* **GIVEN REQUEST**:
Keep only the lines of the listing that include the word "मलहर", and copy them.

[Begin]

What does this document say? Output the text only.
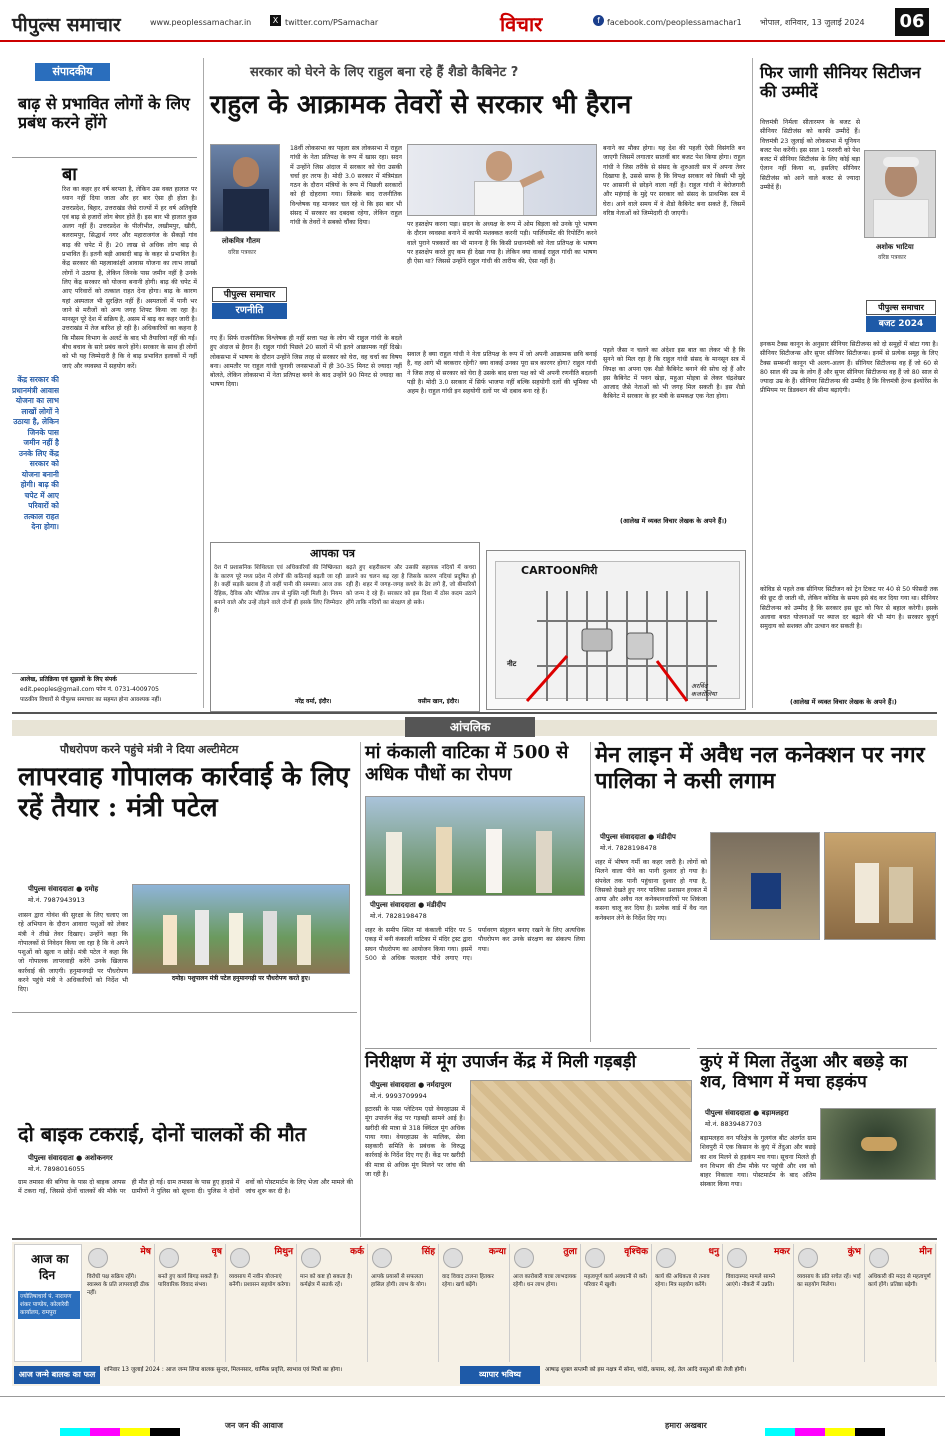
पीपुल्स समाचार	www.peoplessamachar.in	X twitter.com/PSamachar	विचार	f facebook.com/peoplessamachar1 भोपाल, शनिवार, 13 जुलाई 2024 06
संपादकीय
बाढ़ से प्रभावित लोगों के लिए प्रबंध करने होंगे
बा
रिश का कहर हर वर्ष बरपता है, लेकिन उस वक्त हालात पर ध्यान नहीं दिया जाता और हर बार ऐसा ही होता है। उत्तरप्रदेश, बिहार, उत्तराखंड जैसे राज्यों में हर वर्ष अतिवृष्टि एवं बाढ़ से हजारों लोग बेघर होते हैं। इस बार भी हालात कुछ अलग नहीं हैं। उत्तरप्रदेश के पीलीभीत, लखीमपुर, खीरी, बलरामपुर, सिद्धार्थ नगर और महाराजगंज के सैकड़ों गांव बाढ़ की चपेट में हैं। 20 लाख से अधिक लोग बाढ़ से प्रभावित हैं। इतनी बड़ी आबादी बाढ़ के कहर से प्रभावित है। केंद्र सरकार की महत्वाकांक्षी आवास योजना का लाभ लाखों लोगों ने उठाया है, लेकिन जिनके पास जमीन नहीं है उनके लिए केंद्र सरकार को योजना बनानी होगी। बाढ़ की चपेट में आए परिवारों को तत्काल राहत देना होगा। बाढ़ के कारण यहां अस्पताल भी सुरक्षित नहीं हैं। अस्पतालों में पानी भर जाने से मरीजों को अन्य जगह शिफ्ट किया जा रहा है। मानसून पूरे देश में सक्रिय है, असम में बाढ़ का कहर जारी है। उत्तराखंड में तेज बारिश हो रही है। अधिकारियों का कहना है कि मौसम विभाग के अलर्ट के बाद भी तैयारियां नहीं की गईं। बीच बचाव के सारे प्रबंध करने होंगे। सरकार के साथ ही लोगों को भी यह जिम्मेदारी है कि वे बाढ़ प्रभावित इलाकों में नहीं जाएं और व्यवस्था में सहयोग करें।
केंद्र सरकार की प्रधानमंत्री आवास योजना का लाभ लाखों लोगों ने उठाया है, लेकिन जिनके पास जमीन नहीं है उनके लिए केंद्र सरकार को योजना बनानी होगी। बाढ़ की चपेट में आए परिवारों को तत्काल राहत देना होगा।
आलेख, प्रतिक्रिया एवं सुझावों के लिए संपर्क
edit.peoples@gmail.com फोन नं. 0731-4009705
पाठकीय विचारों से पीपुल्स समाचार का सहमत होना आवश्यक नहीं।
सरकार को घेरने के लिए राहुल बना रहे हैं शैडो कैबिनेट ?
राहुल के आक्रामक तेवरों से सरकार भी हैरान
लोकमित्र गौतम
वरिष्ठ पत्रकार
पीपुल्स समाचार
रणनीति
18वीं लोकसभा का पहला सत्र लोकसभा में राहुल गांधी के नेता प्रतिपक्ष के रूप में खास रहा। सदन में उन्होंने जिस अंदाज में सरकार को घेरा उसकी चर्चा हर तरफ है। मोदी 3.0 सरकार में मंत्रिमंडल गठन के दौरान मंत्रियों के रूप में पिछली सरकारों को ही दोहराया गया। जिसके बाद राजनीतिक विश्लेषक यह मानकर चल रहे थे कि इस बार भी संसद में सरकार का दबदबा रहेगा, लेकिन राहुल गांधी के तेवरों ने सबको चौंका दिया।
गए हैं। सिर्फ राजनीतिक विश्लेषक ही नहीं सत्ता पक्ष के लोग भी राहुल गांधी के बदले हुए अंदाज से हैरान हैं। राहुल गांधी पिछले 20 सालों में भी इतने आक्रामक नहीं दिखे। लोकसभा में भाषण के दौरान उन्होंने जिस तरह से सरकार को घेरा, वह चर्चा का विषय बना। आमतौर पर राहुल गांधी चुनावी जनसभाओं में ही 30-35 मिनट से ज्यादा नहीं बोलते, लेकिन लोकसभा में नेता प्रतिपक्ष बनने के बाद उन्होंने 90 मिनट से ज्यादा का भाषण दिया।
पर हस्तक्षेप करना पड़ा। सदन के अध्यक्ष के रूप में ओम बिड़ला को उनके पूरे भाषण के दौरान व्यवस्था बनाने में काफी मशक्कत करनी पड़ी। पार्लियामेंट की रिपोर्टिंग करने वाले पुराने पत्रकारों का भी मानना है कि किसी प्रधानमंत्री को नेता प्रतिपक्ष के भाषण पर हस्तक्षेप करते हुए कम ही देखा गया है। लेकिन क्या वाकई राहुल गांधी का भाषण ही ऐसा था? जिससे उन्होंने राहुल गांधी की तारीफ की, ऐसा नहीं है।
सवाल है क्या राहुल गांधी ने नेता प्रतिपक्ष के रूप में जो अपनी आक्रामक छवि बनाई है, वह आगे भी बरकरार रहेगी? क्या वाकई उनका पूरा सत्र कारगर होगा? राहुल गांधी ने जिस तरह से सरकार को घेरा है उसके बाद सत्ता पक्ष को भी अपनी रणनीति बदलनी पड़ी है। मोदी 3.0 सरकार में सिर्फ भाजपा नहीं बल्कि सहयोगी दलों की भूमिका भी अहम है। राहुल गांधी इन सहयोगी दलों पर भी दबाव बना रहे हैं।
बनाने का मौका होगा। यह देश की पहली ऐसी विसंगति बन जाएगी जिसमें लगातार सातवीं बार बजट पेश किया होगा। राहुल गांधी ने जिस तरीके से संसद के शुरुआती सत्र में अपना तेवर दिखाया है, उससे साफ है कि विपक्ष सरकार को किसी भी मुद्दे पर आसानी से छोड़ने वाला नहीं है। राहुल गांधी ने बेरोजगारी और महंगाई के मुद्दे पर सरकार को संसद के प्राथमिक सत्र में घेरा। आने वाले समय में वे शैडो कैबिनेट बना सकते हैं, जिसमें वरिष्ठ नेताओं को जिम्मेदारी दी जाएगी।
पहले जैसा न चलने का अंदेशा इस बात का लेकर भी है कि सुनने को मिल रहा है कि राहुल गांधी संसद के मानसून सत्र में विपक्ष का अपना एक शैडो कैबिनेट बनाने की सोच रहे हैं और इस कैबिनेट में पवन खेड़ा, महुआ मोइत्रा से लेकर चंद्रशेखर आजाद जैसे नेताओं को भी जगह मिल सकती है। इस शैडो कैबिनेट में सरकार के हर मंत्री के समकक्ष एक नेता होगा।
(आलेख में व्यक्त विचार लेखक के अपने हैं।)
आपका पत्र
देश में प्रशासनिक शिथिलता एवं अधिकारियों की निष्क्रियता के कारण पूरे मध्य प्रदेश में लोगों की कठिनाई बढ़ती जा रही है। कहीं सड़कें खराब हैं तो कहीं पानी की समस्या। आज तक दैहिक, दैविक और भौतिक ताप से मुक्ति नहीं मिली है। नियम बनाने वाले और उन्हें तोड़ने वाले दोनों ही इसके लिए जिम्मेदार हैं।
नरेंद्र वर्मा, इंदौर।
बढ़ते हुए शहरीकरण और उसकी सहायक नदियों में कचरा डालने का चलन बढ़ रहा है जिसके कारण नदियां प्रदूषित हो रही हैं। शहर में जगह-जगह कचरे के ढेर लगे हैं, जो बीमारियों को जन्म दे रहे हैं। सरकार को इस दिशा में ठोस कदम उठाने होंगे ताकि नदियों का संरक्षण हो सके।
वसीम खान, इंदौर।
CARTOONगिरी
नीट
अरविंद कजरोलिया
फिर जागी सीनियर सिटीजन की उम्मीदें
वित्तमंत्री निर्मला सीतारमण के बजट से सीनियर सिटीजंस को काफी उम्मीदें हैं। वित्तमंत्री 23 जुलाई को लोकसभा में यूनियन बजट पेश करेंगी। इस साल 1 फरवरी को पेश बजट में सीनियर सिटीजंस के लिए कोई बड़ा ऐलान नहीं किया था, इसलिए सीनियर सिटीजंस को आने वाले बजट से ज्यादा उम्मीदें हैं।
अशोक भाटिया
वरिष्ठ पत्रकार
पीपुल्स समाचार
बजट 2024
इनकम टैक्स कानून के अनुसार सीनियर सिटीजन्स को दो समूहों में बांटा गया है। सीनियर सिटीजन्स और सुपर सीनियर सिटीजन्स। इनमें से प्रत्येक समूह के लिए टैक्स सम्बन्धी कानून भी अलग-अलग हैं। सीनियर सिटीजन्स वह हैं जो 60 से 80 साल की उम्र के लोग हैं और सुपर सीनियर सिटीजन्स वह हैं जो 80 साल से ज्यादा उम्र के हैं। सीनियर सिटीजन्स की उम्मीद है कि वित्तमंत्री हेल्थ इंश्योरेंस के प्रीमियम पर डिडक्शन की सीमा बढ़ाएंगी।
कोविड से पहले तक सीनियर सिटीजन को ट्रेन टिकट पर 40 से 50 फीसदी तक की छूट दी जाती थी, लेकिन कोविड के समय इसे बंद कर दिया गया था। सीनियर सिटीजन्स को उम्मीद है कि सरकार इस छूट को फिर से बहाल करेगी। इसके अलावा बचत योजनाओं पर ब्याज दर बढ़ाने की भी मांग है। सरकार बुजुर्ग समुदाय को सशक्त और उत्थान कर सकती है।
(आलेख में व्यक्त विचार लेखक के अपने हैं।)
आंचलिक
पौधरोपण करने पहुंचे मंत्री ने दिया अल्टीमेटम
लापरवाह गोपालक कार्रवाई के लिए रहें तैयार : मंत्री पटेल
पीपुल्स संवाददाता ● दमोह
मो.नं. 7987943913
शासन द्वारा गोवंश की सुरक्षा के लिए चलाए जा रहे अभियान के दौरान आवारा पशुओं को लेकर मंत्री ने तीखे तेवर दिखाए। उन्होंने कहा कि गोपालकों से निवेदन किया जा रहा है कि वे अपने पशुओं को खुला न छोड़ें। मंत्री पटेल ने कहा कि जो गोपालक लापरवाही करेंगे उनके खिलाफ कार्रवाई की जाएगी। हनुमानगढ़ी पर पौधरोपण करने पहुंचे मंत्री ने अधिकारियों को निर्देश भी दिए।
दमोह। पशुपालन मंत्री पटेल हनुमानगढ़ी पर पौधरोपण करते हुए।
दो बाइक टकराई, दोनों चालकों की मौत
पीपुल्स संवाददाता ● अशोकनगर
मो.नं. 7898016055
ग्राम तमासा की बगिया के पास दो बाइक आपस में टकरा गईं, जिससे दोनों चालकों की मौके पर ही मौत हो गई। ग्राम तमासा के पास हुए हादसे में ग्रामीणों ने पुलिस को सूचना दी। पुलिस ने दोनों शवों को पोस्टमार्टम के लिए भेजा और मामले की जांच शुरू कर दी है।
मां कंकाली वाटिका में 500 से अधिक पौधों का रोपण
पीपुल्स संवाददाता ● मंडीदीप
मो.नं. 7828198478
शहर के समीप स्थित मां कंकाली मंदिर पर 5 एकड़ में बनी कंकाली वाटिका में मंदिर ट्रस्ट द्वारा सघन पौधरोपण का आयोजन किया गया। इसमें 500 से अधिक फलदार पौधे लगाए गए। पर्यावरण संतुलन बनाए रखने के लिए अत्यधिक पौधरोपण कर उनके संरक्षण का संकल्प लिया गया।
निरीक्षण में मूंग उपार्जन केंद्र में मिली गड़बड़ी
पीपुल्स संवाददाता ● नर्मदापुरम
मो.नं. 9993709994
इटारसी के पास प्लेटिनम एग्रो वेयरहाउस में मूंग उपार्जन केंद्र पर गड़बड़ी सामने आई है। खरीदी की मात्रा से 318 क्विंटल मूंग अधिक पाया गया। वेयरहाउस के मालिक, सेवा सहकारी समिति के प्रबंधक के विरुद्ध कार्रवाई के निर्देश दिए गए हैं। केंद्र पर खरीदी की मात्रा से अधिक मूंग मिलने पर जांच की जा रही है।
मेन लाइन में अवैध नल कनेक्शन पर नगर पालिका ने कसी लगाम
पीपुल्स संवाददाता ● मंडीदीप
मो.नं. 7828198478
शहर में भीषण गर्मी का कहर जारी है। लोगों को मिलने वाला पीने का पानी दुश्वार हो गया है। संपवेल तक पानी पहुंचाना दुश्वार हो गया है, जिसको देखते हुए नगर पालिका प्रशासन हरकत में आया और अवैध नल कनेक्शनधारियों पर शिकंजा कसना चालू कर दिया है। प्रत्येक वार्ड में वैध नल कनेक्शन लेने के निर्देश दिए गए।
कुएं में मिला तेंदुआ और बछड़े का शव, विभाग में मचा हड़कंप
पीपुल्स संवाददाता ● बड़ामलहरा
मो.नं. 8839487703
बड़ामलहरा वन परिक्षेत्र के गुलगंज बीट अंतर्गत ग्राम शिवपुरी में एक किसान के कुएं में तेंदुआ और बछड़े का शव मिलने से हड़कंप मच गया। सूचना मिलते ही वन विभाग की टीम मौके पर पहुंची और शव को बाहर निकाला गया। पोस्टमार्टम के बाद अंतिम संस्कार किया गया।
आज का
दिन
ज्योतिषाचार्य पं. नारायण शंकर पाण्डेय, कोलारेवी कार्यालय, रामपुरा
मेष
विरोधी पक्ष सक्रिय रहेंगे। स्वास्थ्य के प्रति लापरवाही ठीक नहीं।
वृष
बनते हुए कार्य बिगड़ सकते हैं। पारिवारिक विवाद संभव।
मिथुन
व्यवसाय में नवीन योजनाएं बनेंगी। प्रशासन सहयोग करेगा।
कर्क
मान को कष्ट हो सकता है। कर्मक्षेत्र में सतर्क रहें।
सिंह
आपके प्रयासों से सफलता हासिल होगी। लाभ के योग।
कन्या
वाद विवाद टालना हितकर रहेगा। खर्च बढ़ेंगे।
तुला
आज कारोबारी यात्रा लाभदायक रहेगी। धन लाभ होगा।
वृश्चिक
महत्वपूर्ण कार्य अवधानी से करें। परिवार में खुशी।
धनु
कार्य की अधिकता से तनाव रहेगा। मित्र सहयोग करेंगे।
मकर
विवादास्पद मामले सामने आएंगे। नौकरी में उन्नति।
कुंभ
व्यवसाय के प्रति सचेत रहें। भाई का सहयोग मिलेगा।
मीन
अधिकारी की मदद से महत्वपूर्ण कार्य होंगे। प्रतिष्ठा बढ़ेगी।
आज जन्मे बालक का फल	शनिवार 13 जुलाई 2024 : आज जन्म लिया बालक सुन्दर, मिलनसार, धार्मिक प्रवृत्ति, स्वभाव एवं मित्रों का होगा।	व्यापार भविष्य	आषाढ़ शुक्ल सप्तमी को इस नक्षत्र में सोना, चांदी, कपास, रुई, तेल आदि वस्तुओं की तेजी होगी।
जन जन की आवाज	हमारा अखबार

[End]

* **TASK RESPONSE**:
पीपुल्स संवाददाता ● बड़ामलहरा
बड़ामलहरा वन परिक्षेत्र के गुलगंज बीट अंतर्गत ग्राम शिवपुरी में एक किसान के कुएं में तेंदुआ और बछड़े का शव मिलने से हड़कंप मच गया। सूचना मिलते ही वन विभाग की टीम मौके पर पहुंची और शव को बाहर निकाला गया। पोस्टमार्टम के बाद अंतिम संस्कार किया गया।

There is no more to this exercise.